_Quoted text_:
Music, Food and Art
Music - Food - Art #2
Tom Waits, Sachertorte, Kienholz
by Cork Marcheschi
31-Year-Cake Sachertorte
The Food
Last week I was having dinner at one of my favorite San Francisco eateries, Weird Fish. There were six of us, and it was an extra good time. The company couldn't be beat, the conversation and laughter was natural and the food is always great. We sat at a window table, watching life on 18th and Mission flow by; this is always a wonderful show.
One of the things that Weird Fish offers is a surprise dessert. They will not tell you what the dessert is - they won't even hint at it. I went for the surprise; a sweet surprise seemed to be in keeping with the enjoyment of the evening.
About ten minutes later our server showed up with a number of desserts and mine hit the table last. I couldn't see what he was holding until it left the general dimness of the room and entered the pool of light directly over the table. SACHERTORTE!!!!!!! The excitement in my voice startled the server. My experience at that moment was of 31 years collapsing into the last time I had eaten this Austrian delight.
I looked at it with mild astonishment and knew that no one else at the table would taste this dessert.
In 1978 I won the Berlin Prize (DAAD.) This is an award that brings you, and your family if you have one, to Berlin to live and work for one year. All of your expenses are paid, you have a generous stipend, an apartment, a studio and in my case I also had a German art dealer who had set up five solo museum shows in Germany and Holland. I had my first museum catalog, I also designed sets for Samuel Beckett and Robert Wilson, I went flea market shopping in Paris with Ed Kienholz, I made friends, saw the sun come up over the Berlin wall, and was treated (by the general populous) with respect as an artist (not an American experience!). All of this plus much more was cinematically zoomed into focus as I tasted the Sachertorte.

_Stored records_:
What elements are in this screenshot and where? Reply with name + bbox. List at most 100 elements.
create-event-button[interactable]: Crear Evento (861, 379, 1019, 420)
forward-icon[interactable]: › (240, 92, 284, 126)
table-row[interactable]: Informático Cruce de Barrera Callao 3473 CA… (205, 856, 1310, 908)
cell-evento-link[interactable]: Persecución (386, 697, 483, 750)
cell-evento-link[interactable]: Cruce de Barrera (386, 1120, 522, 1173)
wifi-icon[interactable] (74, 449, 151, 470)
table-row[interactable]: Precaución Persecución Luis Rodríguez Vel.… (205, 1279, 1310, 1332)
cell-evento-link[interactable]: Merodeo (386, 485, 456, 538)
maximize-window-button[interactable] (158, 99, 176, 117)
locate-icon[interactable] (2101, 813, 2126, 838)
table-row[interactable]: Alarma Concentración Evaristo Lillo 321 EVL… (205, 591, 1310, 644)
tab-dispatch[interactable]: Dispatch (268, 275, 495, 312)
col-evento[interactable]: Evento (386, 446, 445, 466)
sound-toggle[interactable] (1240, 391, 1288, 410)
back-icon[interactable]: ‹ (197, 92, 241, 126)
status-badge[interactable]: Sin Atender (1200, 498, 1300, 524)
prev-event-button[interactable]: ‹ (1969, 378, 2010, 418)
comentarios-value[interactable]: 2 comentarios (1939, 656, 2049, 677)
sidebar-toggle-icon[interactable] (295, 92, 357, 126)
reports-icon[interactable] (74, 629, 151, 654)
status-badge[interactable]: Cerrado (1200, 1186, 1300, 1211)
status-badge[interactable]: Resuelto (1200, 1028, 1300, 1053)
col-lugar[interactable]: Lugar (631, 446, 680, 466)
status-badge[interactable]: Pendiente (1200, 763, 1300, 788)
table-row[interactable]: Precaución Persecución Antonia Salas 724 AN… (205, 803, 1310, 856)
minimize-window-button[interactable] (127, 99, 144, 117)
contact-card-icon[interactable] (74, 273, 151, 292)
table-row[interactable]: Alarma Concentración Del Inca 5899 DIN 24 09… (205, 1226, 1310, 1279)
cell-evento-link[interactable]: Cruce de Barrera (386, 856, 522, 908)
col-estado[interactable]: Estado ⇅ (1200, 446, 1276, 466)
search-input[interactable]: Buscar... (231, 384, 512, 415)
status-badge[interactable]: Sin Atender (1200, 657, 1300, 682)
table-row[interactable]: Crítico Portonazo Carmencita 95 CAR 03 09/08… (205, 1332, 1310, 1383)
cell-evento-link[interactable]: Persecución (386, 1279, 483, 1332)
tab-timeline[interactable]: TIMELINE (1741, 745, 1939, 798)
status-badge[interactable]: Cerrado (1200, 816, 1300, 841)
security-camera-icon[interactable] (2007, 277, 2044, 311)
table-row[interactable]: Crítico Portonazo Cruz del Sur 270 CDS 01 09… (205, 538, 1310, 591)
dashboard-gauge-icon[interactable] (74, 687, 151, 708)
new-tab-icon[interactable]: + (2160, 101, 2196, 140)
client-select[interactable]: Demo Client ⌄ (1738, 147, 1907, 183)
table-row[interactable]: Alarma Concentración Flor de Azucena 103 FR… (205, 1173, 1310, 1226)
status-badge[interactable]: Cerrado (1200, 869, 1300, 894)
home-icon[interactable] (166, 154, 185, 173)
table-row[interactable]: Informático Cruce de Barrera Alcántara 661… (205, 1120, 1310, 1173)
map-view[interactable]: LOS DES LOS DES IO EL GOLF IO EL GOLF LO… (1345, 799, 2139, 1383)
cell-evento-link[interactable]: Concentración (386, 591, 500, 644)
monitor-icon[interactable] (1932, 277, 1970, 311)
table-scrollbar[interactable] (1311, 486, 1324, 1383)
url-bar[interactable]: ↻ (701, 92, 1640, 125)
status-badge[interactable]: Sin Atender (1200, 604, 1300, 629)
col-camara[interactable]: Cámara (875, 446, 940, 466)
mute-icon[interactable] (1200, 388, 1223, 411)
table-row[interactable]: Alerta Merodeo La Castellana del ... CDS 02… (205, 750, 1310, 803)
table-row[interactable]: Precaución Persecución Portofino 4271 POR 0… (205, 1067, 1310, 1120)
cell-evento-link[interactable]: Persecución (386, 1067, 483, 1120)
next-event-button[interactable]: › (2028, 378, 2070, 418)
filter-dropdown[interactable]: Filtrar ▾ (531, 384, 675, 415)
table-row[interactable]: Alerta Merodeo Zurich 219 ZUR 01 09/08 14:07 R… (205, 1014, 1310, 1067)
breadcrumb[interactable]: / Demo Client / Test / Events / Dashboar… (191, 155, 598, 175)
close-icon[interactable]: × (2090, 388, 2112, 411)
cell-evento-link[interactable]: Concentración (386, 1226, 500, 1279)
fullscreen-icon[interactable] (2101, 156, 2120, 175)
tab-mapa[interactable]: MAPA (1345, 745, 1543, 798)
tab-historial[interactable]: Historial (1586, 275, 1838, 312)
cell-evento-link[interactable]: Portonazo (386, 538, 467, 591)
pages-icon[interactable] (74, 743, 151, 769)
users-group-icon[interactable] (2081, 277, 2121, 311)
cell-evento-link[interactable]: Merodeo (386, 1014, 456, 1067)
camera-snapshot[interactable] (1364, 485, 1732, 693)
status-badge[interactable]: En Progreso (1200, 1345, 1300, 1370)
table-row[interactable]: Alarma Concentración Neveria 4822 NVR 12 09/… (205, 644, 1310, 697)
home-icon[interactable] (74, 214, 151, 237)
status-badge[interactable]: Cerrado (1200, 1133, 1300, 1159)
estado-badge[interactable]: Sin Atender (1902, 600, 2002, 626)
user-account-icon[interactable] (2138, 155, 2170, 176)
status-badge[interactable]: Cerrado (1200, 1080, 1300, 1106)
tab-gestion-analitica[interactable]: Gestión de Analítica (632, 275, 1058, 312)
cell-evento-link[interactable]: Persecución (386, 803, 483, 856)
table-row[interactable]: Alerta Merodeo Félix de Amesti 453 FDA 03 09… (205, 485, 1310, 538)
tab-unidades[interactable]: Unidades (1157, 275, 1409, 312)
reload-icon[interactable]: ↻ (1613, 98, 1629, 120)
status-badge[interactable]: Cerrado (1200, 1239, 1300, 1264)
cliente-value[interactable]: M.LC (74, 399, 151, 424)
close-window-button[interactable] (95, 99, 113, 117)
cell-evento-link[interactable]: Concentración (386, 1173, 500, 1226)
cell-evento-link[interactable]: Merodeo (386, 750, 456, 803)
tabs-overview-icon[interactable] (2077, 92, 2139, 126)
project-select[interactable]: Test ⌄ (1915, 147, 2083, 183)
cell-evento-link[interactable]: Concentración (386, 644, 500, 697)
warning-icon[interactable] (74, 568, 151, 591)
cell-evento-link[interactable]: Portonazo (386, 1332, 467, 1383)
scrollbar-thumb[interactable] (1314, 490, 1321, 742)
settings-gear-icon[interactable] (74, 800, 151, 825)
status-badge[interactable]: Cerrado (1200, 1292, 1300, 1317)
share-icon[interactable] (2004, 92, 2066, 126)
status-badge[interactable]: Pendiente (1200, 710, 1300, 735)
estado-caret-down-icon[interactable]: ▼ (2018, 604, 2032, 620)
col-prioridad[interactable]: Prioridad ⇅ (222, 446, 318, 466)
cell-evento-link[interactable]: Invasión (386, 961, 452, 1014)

_Exercise description_: Could you continue the Sachertorte essay above, starting after its last sentence?

_Exercise response_:
In Berlin there were three major department stores: Herte (equivalent of JC Penney), Whertheim (Macy's) and KaDeWe (Neiman Marcus + +). All of them had cafes, cafeterias and bakeries in them. The bakery at Wertheim was just inside the entrance - a round counter constructed of chrome and glass. Inside this clean and shiny ring were three German women in white uniforms and scrubbed pink skin. They were surrounded by an amazing organization of cakes, tortes, and other things sweet. Donna's (my wife at the time and still my good friend) and my attention was drawn to a perfectly round, squat and precisely frosted chocolate cake with the word "Sacher" written twelve times in a tight script. The letters descended in scale from a large S at the perimeter of the cake to a small r at the center. When the cake was cut, the relationship of the edge of each wedge was proportionate to the lettering. We had been in Berlin two days and the first Deutschmark spent was on Sachertorte! I made the universal gesture for "UHH - me want cake." As the cake was cut and removed from the hockey puck proportioned disc, a dark, dense and tightly structured core revealed itself. There was no goo or cream or other obvious layer. There was one thin vein of something that looked more like a stain than a layer of dessert spackle. If I had spent more time on dessert paleontology, I would have recognized the strata.
The same stain lay directly under the entire helmet-smooth chocolate frosting/glaze. The slice was wrapped, laid into a little coffin like box and put into a blue and gold bag with braided handles. About an hour later we were at the brand new, empty apartment on Marriannan Platz. We sat down with our Sachertorte and I noticed that the grain of the chocolate body of the cake reminded me of pressboard. I took a bite…this was the cake-torte-dessert of a dessert dream that I had never had!!!
1978 was such a great year for me that it took me 22 years to get out from under the power of this experience.
Back at Weird Fish
I ate my piece of Sachertorte in a minor state of surprise and shock. I commented on the quality of the dessert experience and the server was moved to bring me another piece of torte, gratis.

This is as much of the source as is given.